## What to do
Can you retype, word for word, everything from the line containing "dash-mark: — bbox=[76, 191, 87, 202]" down to the line containing "contents-entry bbox=[76, 256, 346, 280]", with both of those lines included?

## Extracted material
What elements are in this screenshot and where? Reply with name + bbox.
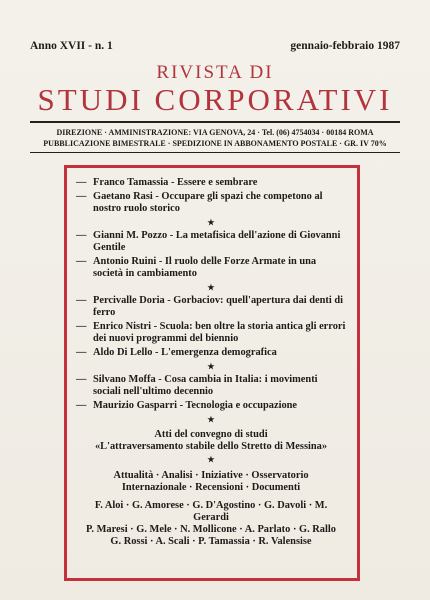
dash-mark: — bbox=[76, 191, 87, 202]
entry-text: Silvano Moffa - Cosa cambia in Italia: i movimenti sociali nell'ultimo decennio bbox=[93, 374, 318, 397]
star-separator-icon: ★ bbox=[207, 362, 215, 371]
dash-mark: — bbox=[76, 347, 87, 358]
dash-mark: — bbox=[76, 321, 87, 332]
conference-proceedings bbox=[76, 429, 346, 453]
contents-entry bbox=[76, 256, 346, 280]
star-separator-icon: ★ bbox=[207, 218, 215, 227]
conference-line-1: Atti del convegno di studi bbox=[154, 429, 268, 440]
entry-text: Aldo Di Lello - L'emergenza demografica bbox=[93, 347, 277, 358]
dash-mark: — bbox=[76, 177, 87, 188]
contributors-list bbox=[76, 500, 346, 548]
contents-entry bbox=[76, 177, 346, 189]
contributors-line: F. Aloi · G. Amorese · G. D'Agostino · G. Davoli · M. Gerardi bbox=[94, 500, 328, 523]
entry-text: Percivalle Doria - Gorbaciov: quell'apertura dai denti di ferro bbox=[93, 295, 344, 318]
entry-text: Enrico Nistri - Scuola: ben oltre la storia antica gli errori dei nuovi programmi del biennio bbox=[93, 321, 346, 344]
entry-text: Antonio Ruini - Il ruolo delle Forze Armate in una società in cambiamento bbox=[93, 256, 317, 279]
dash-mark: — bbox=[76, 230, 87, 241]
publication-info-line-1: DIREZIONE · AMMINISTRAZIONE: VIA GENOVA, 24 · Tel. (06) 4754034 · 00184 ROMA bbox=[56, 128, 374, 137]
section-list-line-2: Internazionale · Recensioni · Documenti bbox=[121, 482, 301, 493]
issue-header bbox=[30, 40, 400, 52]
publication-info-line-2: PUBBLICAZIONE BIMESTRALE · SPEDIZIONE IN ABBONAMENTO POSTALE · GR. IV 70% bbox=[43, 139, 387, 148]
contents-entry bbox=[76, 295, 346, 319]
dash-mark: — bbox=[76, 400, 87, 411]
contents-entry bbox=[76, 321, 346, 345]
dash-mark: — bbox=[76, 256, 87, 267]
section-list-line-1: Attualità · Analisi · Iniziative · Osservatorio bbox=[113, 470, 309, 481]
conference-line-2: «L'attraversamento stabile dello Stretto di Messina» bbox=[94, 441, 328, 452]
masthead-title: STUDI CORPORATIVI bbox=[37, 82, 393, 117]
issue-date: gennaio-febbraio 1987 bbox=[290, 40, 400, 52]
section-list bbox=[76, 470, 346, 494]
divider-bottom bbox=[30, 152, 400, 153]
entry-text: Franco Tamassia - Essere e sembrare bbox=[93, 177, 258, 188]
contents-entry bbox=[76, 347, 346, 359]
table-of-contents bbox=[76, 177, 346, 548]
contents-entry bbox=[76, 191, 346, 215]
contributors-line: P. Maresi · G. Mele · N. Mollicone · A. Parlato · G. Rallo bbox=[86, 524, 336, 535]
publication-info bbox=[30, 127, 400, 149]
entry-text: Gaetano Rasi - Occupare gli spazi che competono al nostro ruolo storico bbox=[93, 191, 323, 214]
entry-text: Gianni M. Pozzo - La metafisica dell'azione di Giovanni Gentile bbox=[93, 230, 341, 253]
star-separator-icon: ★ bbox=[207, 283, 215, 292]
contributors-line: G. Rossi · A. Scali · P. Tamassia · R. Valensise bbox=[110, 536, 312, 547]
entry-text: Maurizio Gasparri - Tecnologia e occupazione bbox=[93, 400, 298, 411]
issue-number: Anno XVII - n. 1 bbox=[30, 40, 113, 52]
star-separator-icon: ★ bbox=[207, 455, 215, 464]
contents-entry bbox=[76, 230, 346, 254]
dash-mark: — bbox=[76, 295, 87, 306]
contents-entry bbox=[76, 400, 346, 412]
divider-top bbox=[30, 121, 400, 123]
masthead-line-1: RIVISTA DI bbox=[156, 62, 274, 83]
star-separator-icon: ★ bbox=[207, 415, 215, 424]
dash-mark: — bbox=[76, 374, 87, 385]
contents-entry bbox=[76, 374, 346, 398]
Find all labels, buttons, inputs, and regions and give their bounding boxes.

---

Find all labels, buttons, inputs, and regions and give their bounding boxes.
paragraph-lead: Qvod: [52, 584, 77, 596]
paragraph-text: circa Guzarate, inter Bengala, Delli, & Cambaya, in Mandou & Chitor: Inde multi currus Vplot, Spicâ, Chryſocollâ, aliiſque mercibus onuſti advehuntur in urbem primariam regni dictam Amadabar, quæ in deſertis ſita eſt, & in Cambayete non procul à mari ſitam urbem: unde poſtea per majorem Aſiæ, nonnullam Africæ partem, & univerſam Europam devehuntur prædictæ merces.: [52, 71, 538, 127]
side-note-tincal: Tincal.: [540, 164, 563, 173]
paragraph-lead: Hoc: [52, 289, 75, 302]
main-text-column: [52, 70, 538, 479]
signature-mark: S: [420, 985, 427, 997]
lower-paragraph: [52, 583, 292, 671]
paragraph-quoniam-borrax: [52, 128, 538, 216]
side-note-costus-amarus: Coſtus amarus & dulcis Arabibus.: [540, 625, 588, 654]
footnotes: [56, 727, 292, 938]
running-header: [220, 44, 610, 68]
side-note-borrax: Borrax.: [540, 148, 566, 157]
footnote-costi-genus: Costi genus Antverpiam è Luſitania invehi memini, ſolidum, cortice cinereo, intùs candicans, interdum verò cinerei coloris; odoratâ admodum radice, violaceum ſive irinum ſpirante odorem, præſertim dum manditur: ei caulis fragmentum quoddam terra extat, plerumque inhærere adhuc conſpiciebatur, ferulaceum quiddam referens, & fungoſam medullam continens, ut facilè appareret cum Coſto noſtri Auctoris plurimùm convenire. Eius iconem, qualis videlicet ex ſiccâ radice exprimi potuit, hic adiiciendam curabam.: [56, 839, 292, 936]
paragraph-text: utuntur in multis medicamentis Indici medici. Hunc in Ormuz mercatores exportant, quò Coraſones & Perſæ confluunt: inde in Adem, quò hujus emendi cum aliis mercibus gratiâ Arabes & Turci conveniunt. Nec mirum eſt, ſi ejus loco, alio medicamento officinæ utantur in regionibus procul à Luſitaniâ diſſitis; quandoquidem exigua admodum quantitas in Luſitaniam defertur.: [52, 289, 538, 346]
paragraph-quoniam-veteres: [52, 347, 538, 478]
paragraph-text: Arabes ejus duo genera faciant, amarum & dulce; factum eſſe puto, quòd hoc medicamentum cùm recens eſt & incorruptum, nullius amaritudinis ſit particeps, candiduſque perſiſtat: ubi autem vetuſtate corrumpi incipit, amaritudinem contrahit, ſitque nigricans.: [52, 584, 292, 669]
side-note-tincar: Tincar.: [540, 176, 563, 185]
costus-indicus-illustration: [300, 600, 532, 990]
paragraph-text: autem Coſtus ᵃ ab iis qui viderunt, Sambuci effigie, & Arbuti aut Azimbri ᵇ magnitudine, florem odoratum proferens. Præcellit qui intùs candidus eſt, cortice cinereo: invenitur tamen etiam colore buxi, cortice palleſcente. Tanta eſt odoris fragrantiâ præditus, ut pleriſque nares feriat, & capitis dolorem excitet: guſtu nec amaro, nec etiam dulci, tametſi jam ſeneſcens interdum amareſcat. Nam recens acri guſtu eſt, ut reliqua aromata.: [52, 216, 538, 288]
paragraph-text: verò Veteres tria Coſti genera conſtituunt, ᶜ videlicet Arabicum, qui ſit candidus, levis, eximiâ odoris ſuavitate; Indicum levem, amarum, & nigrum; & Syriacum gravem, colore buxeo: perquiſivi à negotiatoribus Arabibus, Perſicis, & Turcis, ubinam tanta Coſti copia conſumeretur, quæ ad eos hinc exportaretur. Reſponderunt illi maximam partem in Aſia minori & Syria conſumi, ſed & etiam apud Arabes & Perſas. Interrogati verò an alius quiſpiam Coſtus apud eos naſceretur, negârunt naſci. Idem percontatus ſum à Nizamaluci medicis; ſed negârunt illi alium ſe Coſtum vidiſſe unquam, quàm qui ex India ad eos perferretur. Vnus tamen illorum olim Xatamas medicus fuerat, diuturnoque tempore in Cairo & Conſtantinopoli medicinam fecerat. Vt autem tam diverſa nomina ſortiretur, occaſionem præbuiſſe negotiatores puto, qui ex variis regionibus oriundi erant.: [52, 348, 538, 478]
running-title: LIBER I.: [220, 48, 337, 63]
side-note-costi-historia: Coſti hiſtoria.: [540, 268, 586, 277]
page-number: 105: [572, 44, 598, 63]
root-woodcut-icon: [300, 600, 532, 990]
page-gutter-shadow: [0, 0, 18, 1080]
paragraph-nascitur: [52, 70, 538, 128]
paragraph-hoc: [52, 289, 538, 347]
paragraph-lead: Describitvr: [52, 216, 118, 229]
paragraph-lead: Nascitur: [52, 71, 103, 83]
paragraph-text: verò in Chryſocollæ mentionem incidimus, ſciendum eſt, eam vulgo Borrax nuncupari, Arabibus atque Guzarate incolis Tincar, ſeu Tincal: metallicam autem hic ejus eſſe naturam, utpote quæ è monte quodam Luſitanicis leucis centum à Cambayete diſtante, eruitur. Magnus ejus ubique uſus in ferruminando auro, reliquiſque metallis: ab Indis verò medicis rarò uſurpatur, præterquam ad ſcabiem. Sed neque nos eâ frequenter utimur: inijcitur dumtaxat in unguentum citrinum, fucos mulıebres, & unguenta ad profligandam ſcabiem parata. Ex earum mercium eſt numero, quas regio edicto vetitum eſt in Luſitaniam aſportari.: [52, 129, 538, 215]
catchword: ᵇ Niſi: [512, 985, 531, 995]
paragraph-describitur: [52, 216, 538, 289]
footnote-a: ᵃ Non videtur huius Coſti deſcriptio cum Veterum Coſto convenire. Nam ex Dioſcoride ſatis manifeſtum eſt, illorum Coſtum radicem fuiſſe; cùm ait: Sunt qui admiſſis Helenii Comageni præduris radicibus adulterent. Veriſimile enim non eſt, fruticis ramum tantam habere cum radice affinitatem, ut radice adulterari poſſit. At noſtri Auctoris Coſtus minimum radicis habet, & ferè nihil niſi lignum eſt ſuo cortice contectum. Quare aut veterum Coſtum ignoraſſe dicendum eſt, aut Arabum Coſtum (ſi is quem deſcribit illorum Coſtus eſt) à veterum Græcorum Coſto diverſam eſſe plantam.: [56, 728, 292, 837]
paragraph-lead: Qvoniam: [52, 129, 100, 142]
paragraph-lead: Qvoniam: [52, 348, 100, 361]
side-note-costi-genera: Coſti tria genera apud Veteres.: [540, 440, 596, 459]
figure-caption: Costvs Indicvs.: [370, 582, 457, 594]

## Output for this exercise
dash-mark: — bbox=[76, 191, 87, 202]
entry-text: Silvano Moffa - Cosa cambia in Italia: i movimenti sociali nell'ultimo decennio bbox=[93, 374, 318, 397]
star-separator-icon: ★ bbox=[207, 362, 215, 371]
dash-mark: — bbox=[76, 347, 87, 358]
dash-mark: — bbox=[76, 321, 87, 332]
conference-proceedings bbox=[76, 429, 346, 453]
contents-entry bbox=[76, 256, 346, 280]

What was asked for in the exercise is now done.